• Problem requirements
Omit the pictures, then write out every entry exactly as it reads.

• Data provided

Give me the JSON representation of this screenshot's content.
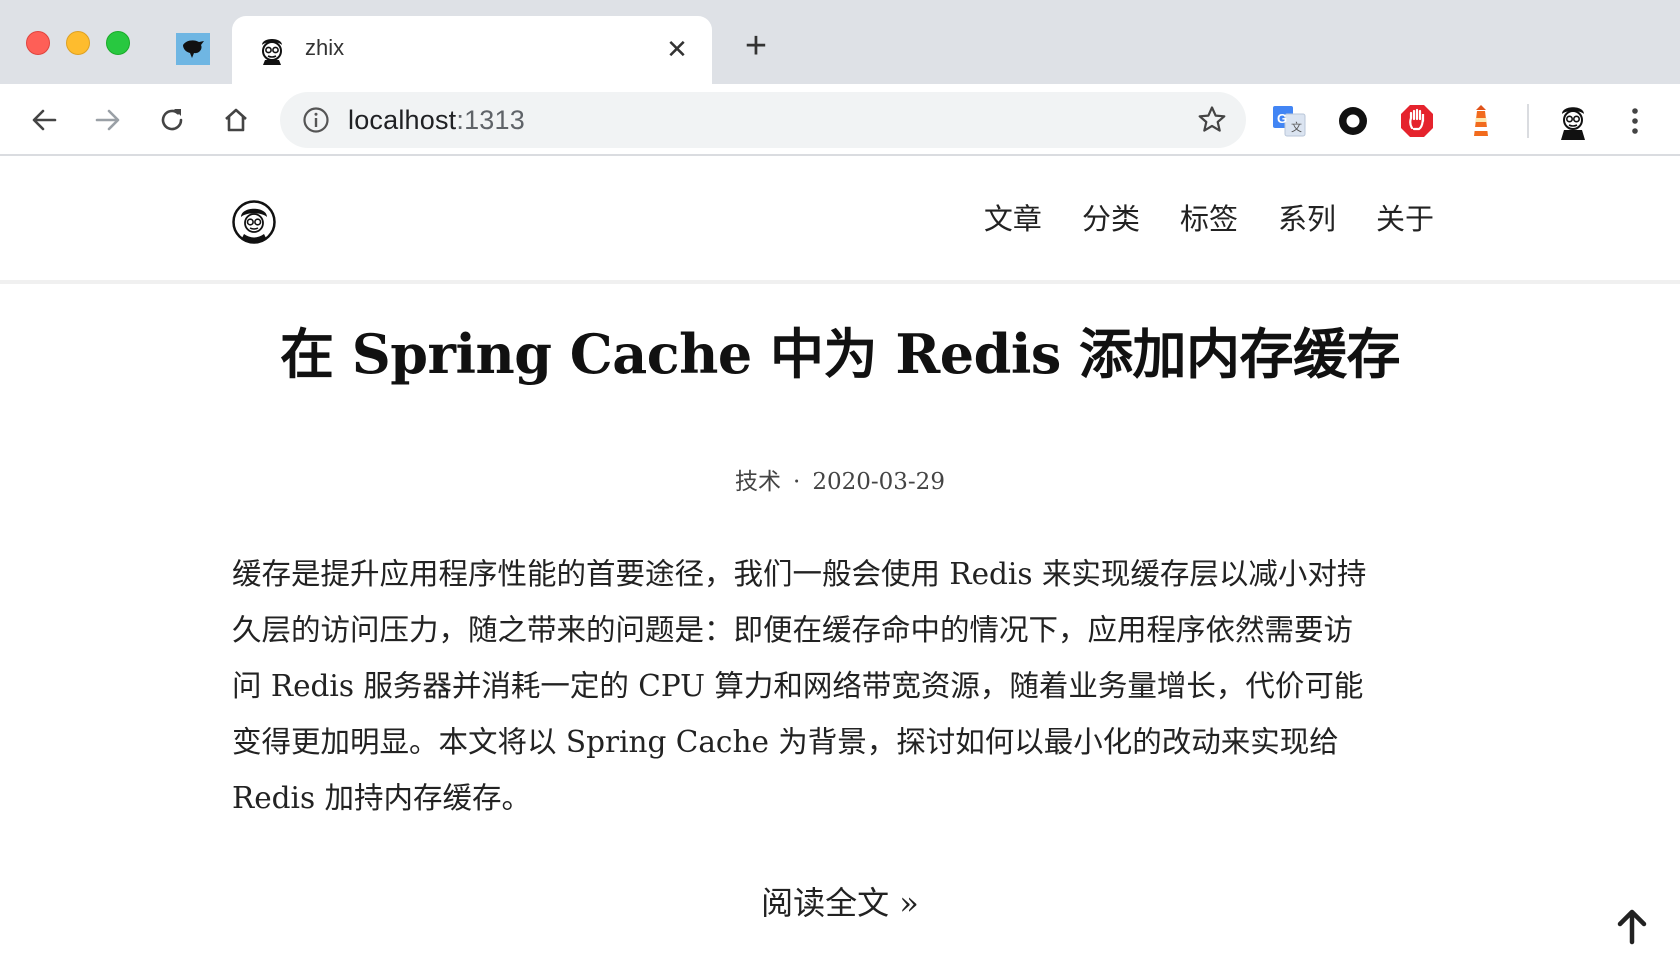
{
  "browser": {
    "tab": {
      "title": "zhix",
      "close_glyph": "✕"
    },
    "new_tab_glyph": "+",
    "address": {
      "host": "localhost",
      "port": ":1313"
    },
    "icons": {
      "back": "arrow-left-icon",
      "forward": "arrow-right-icon",
      "reload": "reload-icon",
      "home": "home-icon",
      "info": "info-icon",
      "bookmark": "star-icon",
      "translate": "google-translate-icon",
      "ext_circle": "circle-extension-icon",
      "ext_adblock": "adblock-hand-icon",
      "ext_lighthouse": "lighthouse-icon",
      "profile": "profile-avatar-icon",
      "menu": "vertical-dots-menu-icon"
    },
    "colors": {
      "tabbar": "#dee1e6",
      "omnibox": "#f1f3f4",
      "adblock": "#e5232d",
      "lighthouse": "#f26b1d"
    }
  },
  "site": {
    "nav": [
      {
        "label": "文章"
      },
      {
        "label": "分类"
      },
      {
        "label": "标签"
      },
      {
        "label": "系列"
      },
      {
        "label": "关于"
      }
    ]
  },
  "post": {
    "title": "在 Spring Cache 中为 Redis 添加内存缓存",
    "category": "技术",
    "separator": "·",
    "date": "2020-03-29",
    "excerpt_lines": [
      "缓存是提升应用程序性能的首要途径，我们一般会使用 Redis 来实现缓存层以减小对持",
      "久层的访问压力，随之带来的问题是：即便在缓存命中的情况下，应用程序依然需要访",
      "问 Redis 服务器并消耗一定的 CPU 算力和网络带宽资源，随着业务量增长，代价可能",
      "变得更加明显。本文将以 Spring Cache 为背景，探讨如何以最小化的改动来实现给",
      "Redis 加持内存缓存。"
    ],
    "read_more": "阅读全文 »"
  },
  "back_to_top_icon": "arrow-up-icon"
}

• Written solution
Give me the JSON representation of this screenshot's content.
{
  "browser": {
    "tab": {
      "title": "zhix",
      "close_glyph": "✕"
    },
    "new_tab_glyph": "+",
    "address": {
      "host": "localhost",
      "port": ":1313"
    },
    "icons": {
      "back": "arrow-left-icon",
      "forward": "arrow-right-icon",
      "reload": "reload-icon",
      "home": "home-icon",
      "info": "info-icon",
      "bookmark": "star-icon",
      "translate": "google-translate-icon",
      "ext_circle": "circle-extension-icon",
      "ext_adblock": "adblock-hand-icon",
      "ext_lighthouse": "lighthouse-icon",
      "profile": "profile-avatar-icon",
      "menu": "vertical-dots-menu-icon"
    },
    "colors": {
      "tabbar": "#dee1e6",
      "omnibox": "#f1f3f4",
      "adblock": "#e5232d",
      "lighthouse": "#f26b1d"
    }
  },
  "site": {
    "nav": [
      {
        "label": "文章"
      },
      {
        "label": "分类"
      },
      {
        "label": "标签"
      },
      {
        "label": "系列"
      },
      {
        "label": "关于"
      }
    ]
  },
  "post": {
    "title": "在 Spring Cache 中为 Redis 添加内存缓存",
    "category": "技术",
    "separator": "·",
    "date": "2020-03-29",
    "excerpt_lines": [
      "缓存是提升应用程序性能的首要途径，我们一般会使用 Redis 来实现缓存层以减小对持",
      "久层的访问压力，随之带来的问题是：即便在缓存命中的情况下，应用程序依然需要访",
      "问 Redis 服务器并消耗一定的 CPU 算力和网络带宽资源，随着业务量增长，代价可能",
      "变得更加明显。本文将以 Spring Cache 为背景，探讨如何以最小化的改动来实现给",
      "Redis 加持内存缓存。"
    ],
    "read_more": "阅读全文 »"
  },
  "back_to_top_icon": "arrow-up-icon"
}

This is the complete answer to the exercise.